Objective » Gather every line that includes the word "dark", please.

Data for the task »
┌──

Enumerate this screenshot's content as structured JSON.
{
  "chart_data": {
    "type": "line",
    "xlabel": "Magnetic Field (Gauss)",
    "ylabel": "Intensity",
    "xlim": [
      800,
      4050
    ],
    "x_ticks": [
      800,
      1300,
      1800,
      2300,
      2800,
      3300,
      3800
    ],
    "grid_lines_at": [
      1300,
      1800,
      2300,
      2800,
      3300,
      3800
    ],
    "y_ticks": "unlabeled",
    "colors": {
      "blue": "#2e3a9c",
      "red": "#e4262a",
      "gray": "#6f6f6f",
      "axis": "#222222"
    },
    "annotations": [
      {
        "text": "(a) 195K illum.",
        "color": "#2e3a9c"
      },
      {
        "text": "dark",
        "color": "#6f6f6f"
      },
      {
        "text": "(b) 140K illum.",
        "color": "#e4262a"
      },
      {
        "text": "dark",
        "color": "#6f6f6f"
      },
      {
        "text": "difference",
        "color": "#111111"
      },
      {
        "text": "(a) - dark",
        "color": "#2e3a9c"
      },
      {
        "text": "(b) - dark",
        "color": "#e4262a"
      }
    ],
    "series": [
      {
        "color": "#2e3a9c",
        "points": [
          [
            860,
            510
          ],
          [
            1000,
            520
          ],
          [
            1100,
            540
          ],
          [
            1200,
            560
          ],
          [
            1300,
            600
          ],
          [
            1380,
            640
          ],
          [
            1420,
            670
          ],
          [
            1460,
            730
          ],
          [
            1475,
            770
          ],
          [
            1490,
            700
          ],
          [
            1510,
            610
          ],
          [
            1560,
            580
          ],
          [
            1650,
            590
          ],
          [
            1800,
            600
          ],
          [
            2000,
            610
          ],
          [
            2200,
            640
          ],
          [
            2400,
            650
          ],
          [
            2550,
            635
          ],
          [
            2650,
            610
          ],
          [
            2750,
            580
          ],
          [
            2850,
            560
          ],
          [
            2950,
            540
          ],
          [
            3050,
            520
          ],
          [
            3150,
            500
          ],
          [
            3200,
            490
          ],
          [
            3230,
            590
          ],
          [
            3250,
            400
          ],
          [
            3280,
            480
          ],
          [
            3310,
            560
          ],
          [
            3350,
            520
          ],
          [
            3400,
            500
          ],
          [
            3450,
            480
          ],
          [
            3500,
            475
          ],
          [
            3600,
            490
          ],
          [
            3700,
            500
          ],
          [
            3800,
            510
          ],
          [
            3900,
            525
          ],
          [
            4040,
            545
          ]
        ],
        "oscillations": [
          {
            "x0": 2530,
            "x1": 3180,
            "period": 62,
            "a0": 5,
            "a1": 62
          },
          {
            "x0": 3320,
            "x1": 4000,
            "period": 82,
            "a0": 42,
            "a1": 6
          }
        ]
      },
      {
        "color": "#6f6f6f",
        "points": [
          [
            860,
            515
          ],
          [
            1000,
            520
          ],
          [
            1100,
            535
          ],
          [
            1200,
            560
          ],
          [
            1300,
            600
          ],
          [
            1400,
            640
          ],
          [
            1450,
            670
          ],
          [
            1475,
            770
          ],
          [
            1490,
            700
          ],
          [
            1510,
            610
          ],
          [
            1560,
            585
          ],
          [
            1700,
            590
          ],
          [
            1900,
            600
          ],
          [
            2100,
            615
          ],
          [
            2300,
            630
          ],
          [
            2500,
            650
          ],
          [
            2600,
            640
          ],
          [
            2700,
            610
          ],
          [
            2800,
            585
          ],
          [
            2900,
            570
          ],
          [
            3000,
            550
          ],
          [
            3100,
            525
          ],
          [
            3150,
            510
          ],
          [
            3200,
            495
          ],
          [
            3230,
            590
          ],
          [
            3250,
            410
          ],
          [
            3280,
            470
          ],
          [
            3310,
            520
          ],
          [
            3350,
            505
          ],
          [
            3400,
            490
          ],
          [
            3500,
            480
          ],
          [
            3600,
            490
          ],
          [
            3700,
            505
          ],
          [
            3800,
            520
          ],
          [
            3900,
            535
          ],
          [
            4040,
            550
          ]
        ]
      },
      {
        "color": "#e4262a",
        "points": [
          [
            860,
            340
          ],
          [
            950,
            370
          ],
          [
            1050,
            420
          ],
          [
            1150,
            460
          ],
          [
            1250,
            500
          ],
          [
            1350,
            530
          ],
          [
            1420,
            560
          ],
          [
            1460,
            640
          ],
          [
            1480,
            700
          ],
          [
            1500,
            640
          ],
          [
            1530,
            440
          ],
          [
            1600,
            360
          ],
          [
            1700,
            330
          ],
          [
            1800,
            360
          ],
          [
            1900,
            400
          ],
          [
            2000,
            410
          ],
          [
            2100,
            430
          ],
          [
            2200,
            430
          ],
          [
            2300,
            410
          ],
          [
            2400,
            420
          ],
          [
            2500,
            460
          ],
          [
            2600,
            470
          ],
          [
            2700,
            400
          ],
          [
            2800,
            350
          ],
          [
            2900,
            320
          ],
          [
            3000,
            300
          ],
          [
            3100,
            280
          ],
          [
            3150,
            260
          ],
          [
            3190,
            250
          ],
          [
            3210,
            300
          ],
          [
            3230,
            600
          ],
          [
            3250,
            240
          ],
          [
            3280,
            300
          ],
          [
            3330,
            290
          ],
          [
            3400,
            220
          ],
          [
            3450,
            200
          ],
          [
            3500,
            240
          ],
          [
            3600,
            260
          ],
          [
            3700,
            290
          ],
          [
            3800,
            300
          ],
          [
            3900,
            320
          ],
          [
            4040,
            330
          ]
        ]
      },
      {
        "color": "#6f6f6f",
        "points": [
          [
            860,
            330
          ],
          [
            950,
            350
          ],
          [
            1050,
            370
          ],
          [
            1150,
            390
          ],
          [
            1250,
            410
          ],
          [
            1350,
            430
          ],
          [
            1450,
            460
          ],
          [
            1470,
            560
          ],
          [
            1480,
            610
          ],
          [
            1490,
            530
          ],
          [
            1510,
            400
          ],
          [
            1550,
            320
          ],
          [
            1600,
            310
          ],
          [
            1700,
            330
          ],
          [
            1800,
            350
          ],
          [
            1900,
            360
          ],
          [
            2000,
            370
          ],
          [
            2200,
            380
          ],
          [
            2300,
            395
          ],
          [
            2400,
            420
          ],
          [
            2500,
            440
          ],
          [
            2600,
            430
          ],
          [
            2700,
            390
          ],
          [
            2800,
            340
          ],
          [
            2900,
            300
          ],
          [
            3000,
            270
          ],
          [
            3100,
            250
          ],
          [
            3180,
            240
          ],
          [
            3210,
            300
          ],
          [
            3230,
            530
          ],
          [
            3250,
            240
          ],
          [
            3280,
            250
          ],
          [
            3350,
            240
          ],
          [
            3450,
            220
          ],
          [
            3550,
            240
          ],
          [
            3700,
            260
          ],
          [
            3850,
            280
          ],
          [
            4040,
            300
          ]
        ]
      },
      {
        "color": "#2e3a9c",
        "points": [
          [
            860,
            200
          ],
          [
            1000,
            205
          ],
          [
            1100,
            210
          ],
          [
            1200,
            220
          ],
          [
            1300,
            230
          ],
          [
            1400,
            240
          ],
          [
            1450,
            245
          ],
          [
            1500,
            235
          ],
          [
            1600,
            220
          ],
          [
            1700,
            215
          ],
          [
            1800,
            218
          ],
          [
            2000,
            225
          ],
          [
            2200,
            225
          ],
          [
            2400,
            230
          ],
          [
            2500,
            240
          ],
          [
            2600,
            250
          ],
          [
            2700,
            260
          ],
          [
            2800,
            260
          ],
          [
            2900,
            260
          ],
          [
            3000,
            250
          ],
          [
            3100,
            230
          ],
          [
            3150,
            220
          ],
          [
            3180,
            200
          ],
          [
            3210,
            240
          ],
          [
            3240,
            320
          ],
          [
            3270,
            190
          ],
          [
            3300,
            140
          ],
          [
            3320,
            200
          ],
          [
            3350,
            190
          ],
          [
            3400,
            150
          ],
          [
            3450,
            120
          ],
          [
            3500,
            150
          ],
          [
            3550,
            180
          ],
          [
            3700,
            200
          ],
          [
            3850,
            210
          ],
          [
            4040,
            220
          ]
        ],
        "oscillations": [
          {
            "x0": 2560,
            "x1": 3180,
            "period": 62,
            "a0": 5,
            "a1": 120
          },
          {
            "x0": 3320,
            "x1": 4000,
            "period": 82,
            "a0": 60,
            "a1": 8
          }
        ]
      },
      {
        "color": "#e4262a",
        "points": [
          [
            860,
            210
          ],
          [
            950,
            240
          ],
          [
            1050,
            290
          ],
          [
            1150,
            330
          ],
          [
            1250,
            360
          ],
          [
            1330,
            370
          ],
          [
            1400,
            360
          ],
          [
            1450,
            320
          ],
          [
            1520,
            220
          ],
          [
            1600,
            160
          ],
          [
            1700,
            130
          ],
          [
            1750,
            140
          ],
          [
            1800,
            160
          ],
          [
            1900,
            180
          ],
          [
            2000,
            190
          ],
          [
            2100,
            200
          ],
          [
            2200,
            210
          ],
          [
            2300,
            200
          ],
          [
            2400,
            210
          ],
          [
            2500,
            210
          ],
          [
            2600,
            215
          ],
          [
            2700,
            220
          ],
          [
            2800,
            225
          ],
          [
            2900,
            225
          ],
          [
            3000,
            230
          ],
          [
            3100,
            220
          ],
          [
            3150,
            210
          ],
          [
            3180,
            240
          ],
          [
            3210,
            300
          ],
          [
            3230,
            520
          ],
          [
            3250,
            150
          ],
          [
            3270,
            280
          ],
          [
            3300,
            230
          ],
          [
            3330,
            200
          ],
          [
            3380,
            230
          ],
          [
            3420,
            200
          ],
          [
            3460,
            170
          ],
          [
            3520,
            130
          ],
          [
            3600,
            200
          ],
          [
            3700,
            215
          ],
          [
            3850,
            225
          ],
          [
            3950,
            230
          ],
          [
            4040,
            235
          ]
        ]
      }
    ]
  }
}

└──

Exercise solution »
        "text": "dark",
        "text": "dark",
        "text": "(a) - dark",
        "text": "(b) - dark",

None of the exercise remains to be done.